[Start of STORED RECORDS]
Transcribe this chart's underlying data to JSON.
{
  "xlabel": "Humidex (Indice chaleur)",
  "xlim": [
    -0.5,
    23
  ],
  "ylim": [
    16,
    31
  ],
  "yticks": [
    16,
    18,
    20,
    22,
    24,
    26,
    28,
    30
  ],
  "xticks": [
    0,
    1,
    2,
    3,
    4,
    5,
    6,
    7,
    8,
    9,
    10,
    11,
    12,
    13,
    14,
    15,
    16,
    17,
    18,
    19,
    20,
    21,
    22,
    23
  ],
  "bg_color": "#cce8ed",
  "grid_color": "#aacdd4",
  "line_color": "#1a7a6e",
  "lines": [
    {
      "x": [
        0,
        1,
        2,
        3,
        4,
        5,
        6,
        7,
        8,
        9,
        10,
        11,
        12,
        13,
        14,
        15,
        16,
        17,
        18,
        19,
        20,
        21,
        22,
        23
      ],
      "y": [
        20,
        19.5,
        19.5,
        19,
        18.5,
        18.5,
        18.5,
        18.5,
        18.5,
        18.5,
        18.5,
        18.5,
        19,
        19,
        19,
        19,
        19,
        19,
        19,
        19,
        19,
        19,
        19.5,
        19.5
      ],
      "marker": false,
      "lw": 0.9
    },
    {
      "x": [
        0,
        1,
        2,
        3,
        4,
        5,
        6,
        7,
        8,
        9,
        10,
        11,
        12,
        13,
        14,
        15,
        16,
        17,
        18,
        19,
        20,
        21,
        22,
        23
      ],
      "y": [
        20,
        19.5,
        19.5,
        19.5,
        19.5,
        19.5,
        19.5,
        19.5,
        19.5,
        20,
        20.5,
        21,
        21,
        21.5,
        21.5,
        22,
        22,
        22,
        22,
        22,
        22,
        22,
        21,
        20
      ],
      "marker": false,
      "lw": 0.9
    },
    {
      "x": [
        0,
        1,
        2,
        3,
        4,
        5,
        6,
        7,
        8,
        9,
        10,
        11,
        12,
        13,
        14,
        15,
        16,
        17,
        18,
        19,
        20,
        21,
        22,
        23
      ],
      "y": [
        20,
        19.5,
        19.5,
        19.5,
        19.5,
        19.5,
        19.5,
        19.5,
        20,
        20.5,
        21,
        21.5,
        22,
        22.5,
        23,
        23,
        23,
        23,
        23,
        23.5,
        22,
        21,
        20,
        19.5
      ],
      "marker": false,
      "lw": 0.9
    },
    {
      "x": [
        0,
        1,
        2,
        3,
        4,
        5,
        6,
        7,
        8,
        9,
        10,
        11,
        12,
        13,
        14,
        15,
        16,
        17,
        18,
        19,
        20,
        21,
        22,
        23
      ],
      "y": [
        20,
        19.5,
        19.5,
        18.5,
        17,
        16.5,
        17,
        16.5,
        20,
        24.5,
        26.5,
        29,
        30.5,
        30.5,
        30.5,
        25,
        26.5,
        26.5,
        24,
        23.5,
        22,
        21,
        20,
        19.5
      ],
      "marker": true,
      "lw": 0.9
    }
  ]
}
[End of STORED RECORDS]
### THE REQUEST
Set all of the records down again, exactly as they stand.

### TASK ANSWER
Transcribe this chart's underlying data to JSON.
{
  "xlabel": "Humidex (Indice chaleur)",
  "xlim": [
    -0.5,
    23
  ],
  "ylim": [
    16,
    31
  ],
  "yticks": [
    16,
    18,
    20,
    22,
    24,
    26,
    28,
    30
  ],
  "xticks": [
    0,
    1,
    2,
    3,
    4,
    5,
    6,
    7,
    8,
    9,
    10,
    11,
    12,
    13,
    14,
    15,
    16,
    17,
    18,
    19,
    20,
    21,
    22,
    23
  ],
  "bg_color": "#cce8ed",
  "grid_color": "#aacdd4",
  "line_color": "#1a7a6e",
  "lines": [
    {
      "x": [
        0,
        1,
        2,
        3,
        4,
        5,
        6,
        7,
        8,
        9,
        10,
        11,
        12,
        13,
        14,
        15,
        16,
        17,
        18,
        19,
        20,
        21,
        22,
        23
      ],
      "y": [
        20,
        19.5,
        19.5,
        19,
        18.5,
        18.5,
        18.5,
        18.5,
        18.5,
        18.5,
        18.5,
        18.5,
        19,
        19,
        19,
        19,
        19,
        19,
        19,
        19,
        19,
        19,
        19.5,
        19.5
      ],
      "marker": false,
      "lw": 0.9
    },
    {
      "x": [
        0,
        1,
        2,
        3,
        4,
        5,
        6,
        7,
        8,
        9,
        10,
        11,
        12,
        13,
        14,
        15,
        16,
        17,
        18,
        19,
        20,
        21,
        22,
        23
      ],
      "y": [
        20,
        19.5,
        19.5,
        19.5,
        19.5,
        19.5,
        19.5,
        19.5,
        19.5,
        20,
        20.5,
        21,
        21,
        21.5,
        21.5,
        22,
        22,
        22,
        22,
        22,
        22,
        22,
        21,
        20
      ],
      "marker": false,
      "lw": 0.9
    },
    {
      "x": [
        0,
        1,
        2,
        3,
        4,
        5,
        6,
        7,
        8,
        9,
        10,
        11,
        12,
        13,
        14,
        15,
        16,
        17,
        18,
        19,
        20,
        21,
        22,
        23
      ],
      "y": [
        20,
        19.5,
        19.5,
        19.5,
        19.5,
        19.5,
        19.5,
        19.5,
        20,
        20.5,
        21,
        21.5,
        22,
        22.5,
        23,
        23,
        23,
        23,
        23,
        23.5,
        22,
        21,
        20,
        19.5
      ],
      "marker": false,
      "lw": 0.9
    },
    {
      "x": [
        0,
        1,
        2,
        3,
        4,
        5,
        6,
        7,
        8,
        9,
        10,
        11,
        12,
        13,
        14,
        15,
        16,
        17,
        18,
        19,
        20,
        21,
        22,
        23
      ],
      "y": [
        20,
        19.5,
        19.5,
        18.5,
        17,
        16.5,
        17,
        16.5,
        20,
        24.5,
        26.5,
        29,
        30.5,
        30.5,
        30.5,
        25,
        26.5,
        26.5,
        24,
        23.5,
        22,
        21,
        20,
        19.5
      ],
      "marker": true,
      "lw": 0.9
    }
  ]
}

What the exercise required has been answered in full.